→ CHALLENGE: Reply with only the number of lines that contain the string "What".

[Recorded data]
┌────────
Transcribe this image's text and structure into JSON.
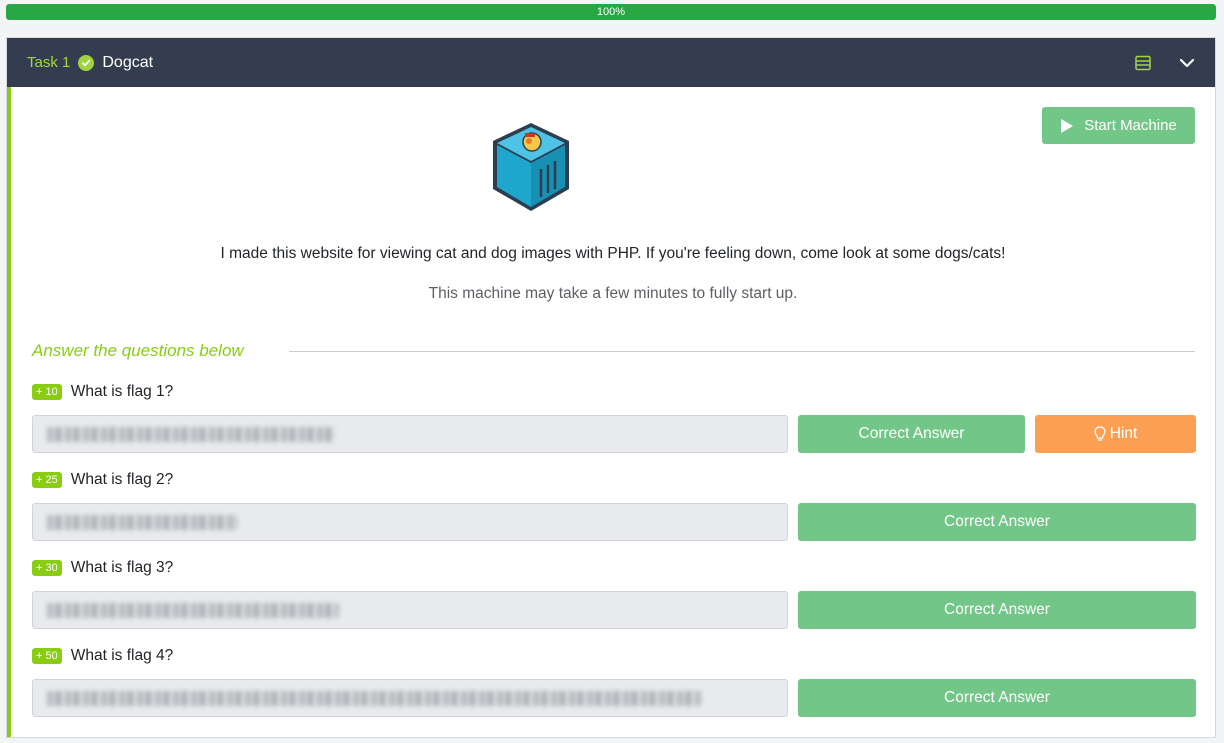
{
  "progress": {
    "label": "100%",
    "value_percent": 100,
    "color": "#28a745"
  },
  "task": {
    "number_label": "Task 1",
    "title": "Dogcat",
    "completed": true
  },
  "start_machine": {
    "label": "Start Machine"
  },
  "description": {
    "line1": "I made this website for viewing cat and dog images with PHP. If you're feeling down, come look at some dogs/cats!",
    "line2": "This machine may take a few minutes to fully start up."
  },
  "questions_section_title": "Answer the questions below",
  "questions": [
    {
      "points": "+ 10",
      "text": "What is flag 1?",
      "answer_button": "Correct Answer",
      "hint_button": "Hint"
    },
    {
      "points": "+ 25",
      "text": "What is flag 2?",
      "answer_button": "Correct Answer"
    },
    {
      "points": "+ 30",
      "text": "What is flag 3?",
      "answer_button": "Correct Answer"
    },
    {
      "points": "+ 50",
      "text": "What is flag 4?",
      "answer_button": "Correct Answer"
    }
  ],
  "colors": {
    "header_bg": "#343d4f",
    "accent_green": "#88cc14",
    "button_green": "#72c687",
    "hint_orange": "#fba052"
  }
}
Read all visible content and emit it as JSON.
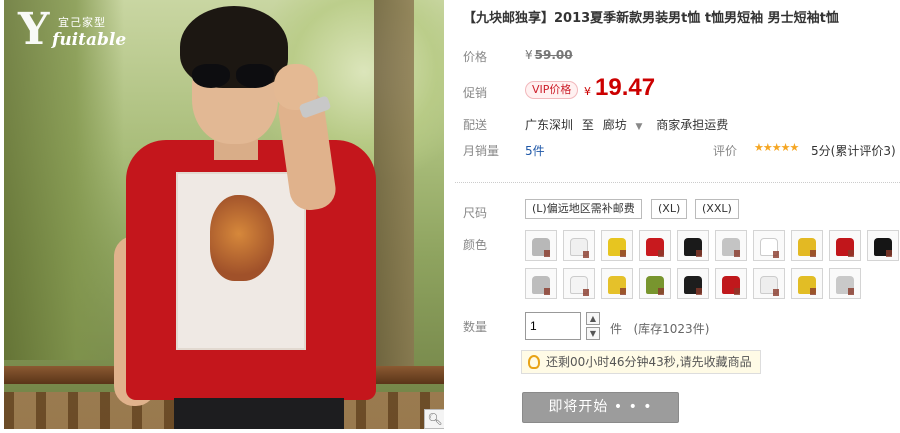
{
  "brand": {
    "mark": "Y",
    "cn": "宜己家型",
    "en": "fuitable"
  },
  "product": {
    "title": "【九块邮独享】2013夏季新款男装男t恤 t恤男短袖 男士短袖t恤",
    "price_label": "价格",
    "original_price_currency": "¥",
    "original_price": "59.00",
    "promo_label": "促销",
    "vip_badge": "VIP价格",
    "sale_currency": "¥",
    "sale_price": "19.47",
    "ship_label": "配送",
    "ship_from": "广东深圳",
    "ship_to_word": "至",
    "ship_to": "廊坊",
    "ship_fee": "商家承担运费",
    "monthly_sales_label": "月销量",
    "monthly_sales": "5件",
    "rating_label": "评价",
    "stars": "★★★★★",
    "rating_text": "5分(累计评价3)"
  },
  "options": {
    "size_label": "尺码",
    "sizes": [
      "(L)偏远地区需补邮费",
      "(XL)",
      "(XXL)"
    ],
    "color_label": "颜色",
    "colors": [
      {
        "icon": "tshirt-gray-icon",
        "color": "#b8b8b8"
      },
      {
        "icon": "tshirt-white-icon",
        "color": "#f0f0f0"
      },
      {
        "icon": "tshirt-yellow-icon",
        "color": "#e7c520"
      },
      {
        "icon": "tshirt-red-icon",
        "color": "#c8191e"
      },
      {
        "icon": "tshirt-black-icon",
        "color": "#1a1a1a"
      },
      {
        "icon": "tshirt-gray-icon",
        "color": "#c4c4c4"
      },
      {
        "icon": "tshirt-white-icon",
        "color": "#ffffff"
      },
      {
        "icon": "tshirt-yellow-icon",
        "color": "#e3b923"
      },
      {
        "icon": "tshirt-red-icon",
        "color": "#c1161b"
      },
      {
        "icon": "tshirt-black-icon",
        "color": "#151515"
      },
      {
        "icon": "tshirt-gray-icon",
        "color": "#bdbdbd"
      },
      {
        "icon": "tshirt-white-icon",
        "color": "#f4f4f4"
      },
      {
        "icon": "tshirt-yellow-icon",
        "color": "#e5c12a"
      },
      {
        "icon": "tshirt-green-icon",
        "color": "#78952e"
      },
      {
        "icon": "tshirt-black-icon",
        "color": "#1d1d1d"
      },
      {
        "icon": "tshirt-red-icon",
        "color": "#c0181c"
      },
      {
        "icon": "tshirt-white-icon",
        "color": "#eeeeee"
      },
      {
        "icon": "tshirt-yellow-icon",
        "color": "#e2bd25"
      },
      {
        "icon": "tshirt-gray-icon",
        "color": "#c9c9c9"
      }
    ],
    "qty_label": "数量",
    "qty_value": "1",
    "qty_unit": "件",
    "stock": "(库存1023件)"
  },
  "countdown": {
    "text": "还剩00小时46分钟43秒,请先收藏商品"
  },
  "action": {
    "button": "即将开始 • • •"
  }
}
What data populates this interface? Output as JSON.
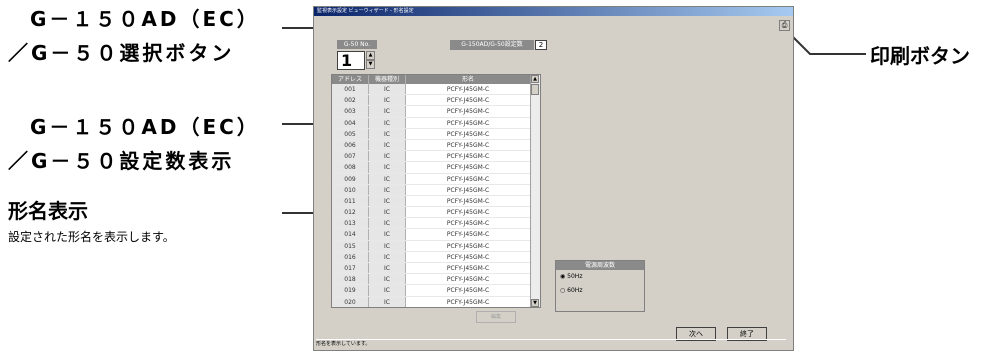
{
  "callouts": {
    "g150_select_line1": "G－１５０AD（EC）",
    "g150_select_line2": "／G－５０選択ボタン",
    "g150_count_line1": "G－１５０AD（EC）",
    "g150_count_line2": "／G－５０設定数表示",
    "model_display_title": "形名表示",
    "model_display_desc": "設定された形名を表示します。",
    "print_button": "印刷ボタン"
  },
  "window": {
    "title": "監視表示設定 ビューウィザード - 形名設定",
    "status": "形名を表示しています。"
  },
  "g50": {
    "label": "G-50 No.",
    "value": "1"
  },
  "setting_count": {
    "label": "G-150AD/G-50設定数",
    "value": "2"
  },
  "table": {
    "headers": [
      "アドレス",
      "機器種別",
      "形名"
    ],
    "rows": [
      [
        "001",
        "IC",
        "PCFY-J45GM-C"
      ],
      [
        "002",
        "IC",
        "PCFY-J45GM-C"
      ],
      [
        "003",
        "IC",
        "PCFY-J45GM-C"
      ],
      [
        "004",
        "IC",
        "PCFY-J45GM-C"
      ],
      [
        "005",
        "IC",
        "PCFY-J45GM-C"
      ],
      [
        "006",
        "IC",
        "PCFY-J45GM-C"
      ],
      [
        "007",
        "IC",
        "PCFY-J45GM-C"
      ],
      [
        "008",
        "IC",
        "PCFY-J45GM-C"
      ],
      [
        "009",
        "IC",
        "PCFY-J45GM-C"
      ],
      [
        "010",
        "IC",
        "PCFY-J45GM-C"
      ],
      [
        "011",
        "IC",
        "PCFY-J45GM-C"
      ],
      [
        "012",
        "IC",
        "PCFY-J45GM-C"
      ],
      [
        "013",
        "IC",
        "PCFY-J45GM-C"
      ],
      [
        "014",
        "IC",
        "PCFY-J45GM-C"
      ],
      [
        "015",
        "IC",
        "PCFY-J45GM-C"
      ],
      [
        "016",
        "IC",
        "PCFY-J45GM-C"
      ],
      [
        "017",
        "IC",
        "PCFY-J45GM-C"
      ],
      [
        "018",
        "IC",
        "PCFY-J45GM-C"
      ],
      [
        "019",
        "IC",
        "PCFY-J45GM-C"
      ],
      [
        "020",
        "IC",
        "PCFY-J45GM-C"
      ]
    ]
  },
  "edit_button": "編集",
  "frequency": {
    "label": "電源周波数",
    "options": [
      "50Hz",
      "60Hz"
    ],
    "selected": "50Hz"
  },
  "buttons": {
    "next": "次へ",
    "finish": "終了"
  },
  "icons": {
    "print": "printer-icon",
    "spin_up": "chevron-up-icon",
    "spin_down": "chevron-down-icon"
  }
}
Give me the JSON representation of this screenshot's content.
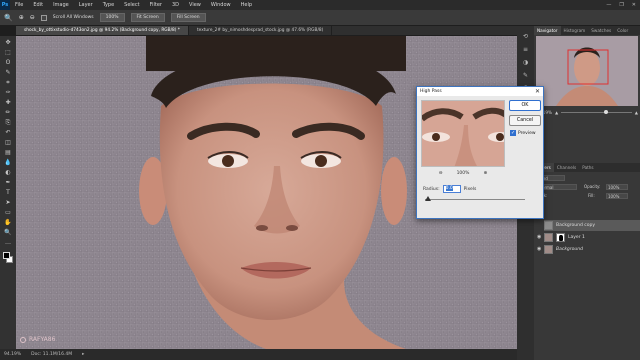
{
  "menu": {
    "logo": "Ps",
    "items": [
      "File",
      "Edit",
      "Image",
      "Layer",
      "Type",
      "Select",
      "Filter",
      "3D",
      "View",
      "Window",
      "Help"
    ],
    "window_controls": [
      "—",
      "❐",
      "✕"
    ]
  },
  "options": {
    "scroll_all_label": "Scroll All Windows",
    "zoom_value": "100%",
    "fit_screen_label": "Fit Screen",
    "fill_screen_label": "Fill Screen"
  },
  "tabs": [
    {
      "label": "shock_by_ottixstudio-d743on2.jpg @ 94.2% (Background copy, RGB/8) *"
    },
    {
      "label": "texture_2# by_nimoshdesprad_stock.jpg @ 47.6% (RGB/8)"
    }
  ],
  "toolbar": {
    "tools": [
      "move-tool-icon",
      "marquee-tool-icon",
      "lasso-tool-icon",
      "quick-select-tool-icon",
      "crop-tool-icon",
      "eyedropper-tool-icon",
      "healing-brush-tool-icon",
      "brush-tool-icon",
      "clone-stamp-tool-icon",
      "history-brush-tool-icon",
      "eraser-tool-icon",
      "gradient-tool-icon",
      "blur-tool-icon",
      "dodge-tool-icon",
      "pen-tool-icon",
      "type-tool-icon",
      "path-select-tool-icon",
      "rectangle-tool-icon",
      "hand-tool-icon",
      "zoom-tool-icon",
      "more-tools-icon"
    ],
    "glyphs": [
      "✥",
      "⬚",
      "ʘ",
      "✎",
      "⌗",
      "✑",
      "✚",
      "✏",
      "⎘",
      "↶",
      "◫",
      "▤",
      "💧",
      "◐",
      "✒",
      "T",
      "➤",
      "▭",
      "✋",
      "🔍",
      "…"
    ],
    "fg_color": "#000000",
    "bg_color": "#ffffff"
  },
  "status": {
    "zoom": "94.19%",
    "doc": "Doc: 11.1M/16.4M"
  },
  "watermark": {
    "text": "RAFYA86"
  },
  "right_strip": {
    "icons": [
      "history-icon",
      "properties-icon",
      "adjustments-icon",
      "brushes-icon",
      "paragraph-icon",
      "character-icon",
      "libraries-icon"
    ],
    "glyphs": [
      "⟲",
      "≡",
      "◑",
      "✎",
      "¶",
      "A",
      "☰"
    ]
  },
  "navigator": {
    "tabs": [
      "Navigator",
      "Histogram",
      "Swatches",
      "Color"
    ],
    "zoom": "94.19%"
  },
  "layers": {
    "tabs": [
      "Layers",
      "Channels",
      "Paths"
    ],
    "kind_label": "Kind",
    "blend_mode": "Normal",
    "opacity_label": "Opacity:",
    "opacity_value": "100%",
    "lock_label": "Lock:",
    "fill_label": "Fill:",
    "fill_value": "100%",
    "items": [
      {
        "name": "Background copy",
        "selected": true
      },
      {
        "name": "Layer 1",
        "selected": false
      },
      {
        "name": "Background",
        "selected": false
      }
    ]
  },
  "dialog": {
    "title": "High Pass",
    "close_glyph": "✕",
    "ok_label": "OK",
    "cancel_label": "Cancel",
    "preview_label": "Preview",
    "preview_checked": true,
    "zoom_out_glyph": "⊖",
    "zoom_in_glyph": "⊕",
    "zoom_value": "100%",
    "radius_label": "Radius:",
    "radius_value": "0.0",
    "radius_unit": "Pixels",
    "accent": "#2f6fcf"
  }
}
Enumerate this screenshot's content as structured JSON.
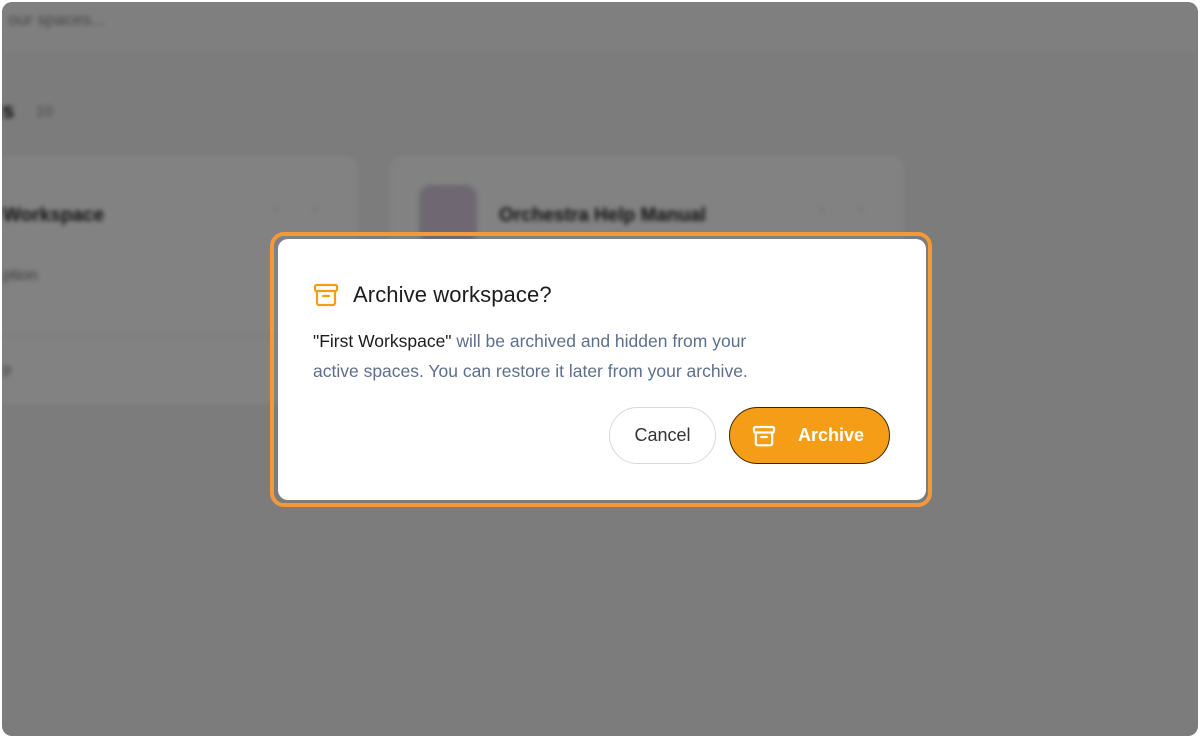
{
  "background": {
    "search_placeholder": "our spaces...",
    "section": {
      "title": "s",
      "count": "10"
    },
    "cards": [
      {
        "name": "Workspace",
        "meta": "ption",
        "footer": "p"
      },
      {
        "name": "Orchestra Help Manual"
      }
    ]
  },
  "dialog": {
    "icon": "archive-box-icon",
    "title": "Archive workspace?",
    "workspace_name": "\"First Workspace\"",
    "message_line1": " will be archived and hidden from your",
    "message_line2": "active spaces. You can restore it later from your archive.",
    "cancel_label": "Cancel",
    "archive_label": "Archive"
  },
  "colors": {
    "accent": "#f59d16",
    "highlight_border": "#f2993a",
    "body_text": "#5d6f8c",
    "overlay": "rgba(0,0,0,0.49)"
  }
}
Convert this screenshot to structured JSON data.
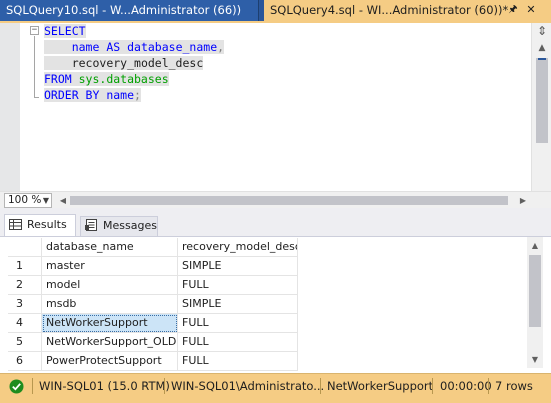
{
  "tabs": [
    {
      "label": "SQLQuery10.sql - W...Administrator (66))",
      "active": false
    },
    {
      "label": "SQLQuery4.sql - WI...Administrator (60))*",
      "active": true
    }
  ],
  "tab_controls": {
    "pin": "🖈",
    "close": "✕"
  },
  "editor": {
    "lines": [
      {
        "kw": "SELECT",
        "rest": ""
      },
      {
        "indent": "    ",
        "id": "name",
        "kw": " AS ",
        "id2": "database_name",
        "punct": ","
      },
      {
        "indent": "    ",
        "plain": "recovery_model_desc"
      },
      {
        "kw": "FROM ",
        "sys": "sys.databases"
      },
      {
        "kw": "ORDER BY ",
        "plain": "name",
        "gray": ";"
      }
    ]
  },
  "zoom": {
    "value": "100 %"
  },
  "results_tabs": {
    "results": "Results",
    "messages": "Messages"
  },
  "grid": {
    "columns": [
      "",
      "database_name",
      "recovery_model_desc"
    ],
    "rows": [
      [
        "1",
        "master",
        "SIMPLE"
      ],
      [
        "2",
        "model",
        "FULL"
      ],
      [
        "3",
        "msdb",
        "SIMPLE"
      ],
      [
        "4",
        "NetWorkerSupport",
        "FULL"
      ],
      [
        "5",
        "NetWorkerSupport_OLD",
        "FULL"
      ],
      [
        "6",
        "PowerProtectSupport",
        "FULL"
      ]
    ],
    "selected_row": 3
  },
  "status": {
    "server": "WIN-SQL01 (15.0 RTM)",
    "login": "WIN-SQL01\\Administrato...",
    "database": "NetWorkerSupport",
    "elapsed": "00:00:00",
    "rows": "7 rows"
  },
  "colors": {
    "accent": "#2b579a",
    "active_tab": "#f5cc84",
    "status_ok": "#1e8c1e"
  }
}
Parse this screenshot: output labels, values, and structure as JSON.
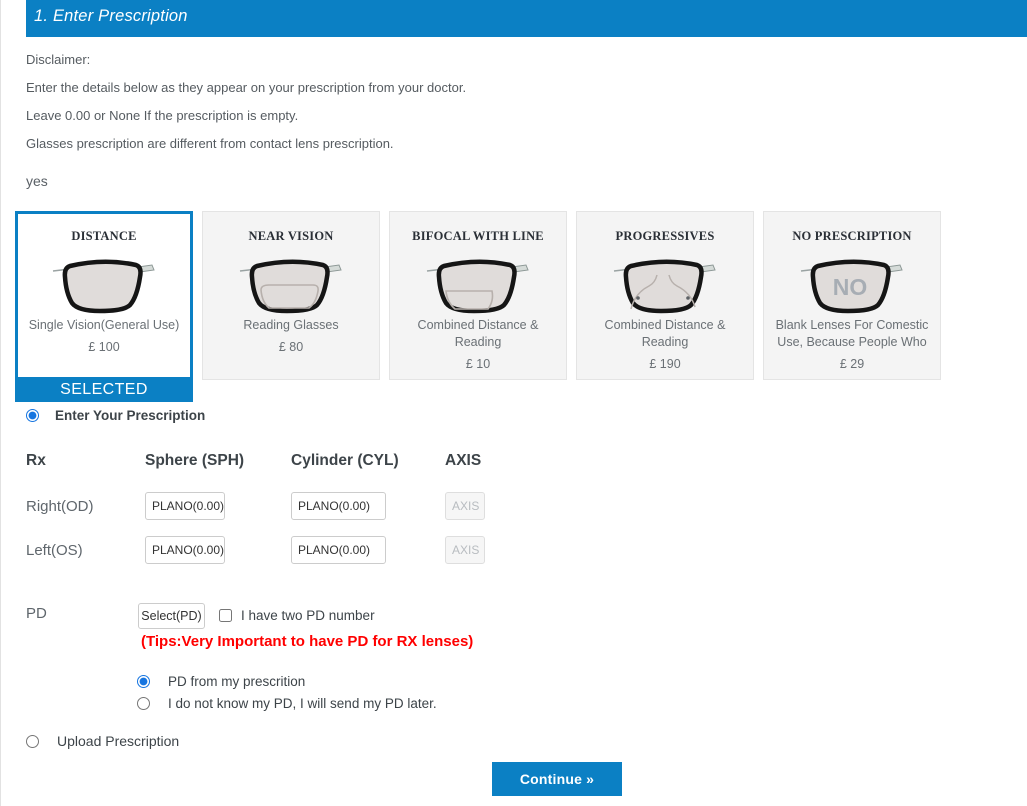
{
  "header": {
    "title": "1. Enter Prescription"
  },
  "disclaimer": {
    "lines": [
      "Disclaimer:",
      "Enter the details below as they appear on your prescription from your doctor.",
      "Leave 0.00 or None If the prescription is empty.",
      "Glasses prescription are different from contact lens prescription."
    ],
    "note": "yes"
  },
  "lens_cards": [
    {
      "title": "DISTANCE",
      "description": "Single Vision(General Use)",
      "price": "£ 100",
      "icon": "eyeglass-lens-plain-icon",
      "selected": true,
      "selected_label": "SELECTED"
    },
    {
      "title": "NEAR VISION",
      "description": "Reading Glasses",
      "price": "£ 80",
      "icon": "eyeglass-lens-reading-icon",
      "selected": false,
      "selected_label": ""
    },
    {
      "title": "BIFOCAL WITH LINE",
      "description": "Combined Distance & Reading",
      "price": "£ 10",
      "icon": "eyeglass-lens-bifocal-icon",
      "selected": false,
      "selected_label": ""
    },
    {
      "title": "PROGRESSIVES",
      "description": "Combined Distance & Reading",
      "price": "£ 190",
      "icon": "eyeglass-lens-progressive-icon",
      "selected": false,
      "selected_label": ""
    },
    {
      "title": "NO PRESCRIPTION",
      "description": "Blank Lenses For Comestic Use, Because People Who",
      "price": "£ 29",
      "icon": "eyeglass-lens-no-icon",
      "selected": false,
      "selected_label": ""
    }
  ],
  "prescription": {
    "enter_rx_label": "Enter Your Prescription",
    "enter_rx_checked": true,
    "columns": [
      "Rx",
      "Sphere (SPH)",
      "Cylinder (CYL)",
      "AXIS"
    ],
    "rows": [
      {
        "label": "Right(OD)",
        "sphere": "PLANO(0.00)",
        "cylinder": "PLANO(0.00)",
        "axis": "AXIS"
      },
      {
        "label": "Left(OS)",
        "sphere": "PLANO(0.00)",
        "cylinder": "PLANO(0.00)",
        "axis": "AXIS"
      }
    ]
  },
  "pd": {
    "label": "PD",
    "select_label": "Select(PD)",
    "two_pd_label": "I have two PD number",
    "two_pd_checked": false,
    "tips": "(Tips:Very Important to have PD for RX lenses)",
    "options": [
      {
        "label": "PD from my prescrition",
        "checked": true
      },
      {
        "label": "I do not know my PD, I will send my PD later.",
        "checked": false
      }
    ]
  },
  "upload": {
    "label": "Upload Prescription",
    "checked": false
  },
  "footer": {
    "continue_label": "Continue »"
  },
  "colors": {
    "brand_blue": "#0b80c4",
    "tips_red": "#ff0000",
    "card_bg": "#f4f4f4"
  }
}
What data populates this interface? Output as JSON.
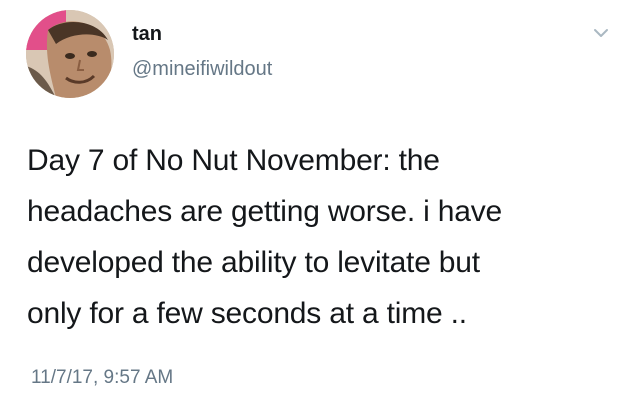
{
  "tweet": {
    "display_name": "tan",
    "handle": "@mineifiwildout",
    "avatar_icon": "user-avatar",
    "menu_icon": "chevron-down-icon",
    "text": "Day 7 of No Nut November: the\nheadaches are getting worse. i have\ndeveloped the ability to levitate but\nonly for a few seconds at a time ..",
    "timestamp": "11/7/17, 9:57 AM"
  },
  "colors": {
    "text": "#14171a",
    "secondary": "#657786",
    "background": "#ffffff"
  }
}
└────────
→ RESPONSE FOR THIS EXERCISE: 6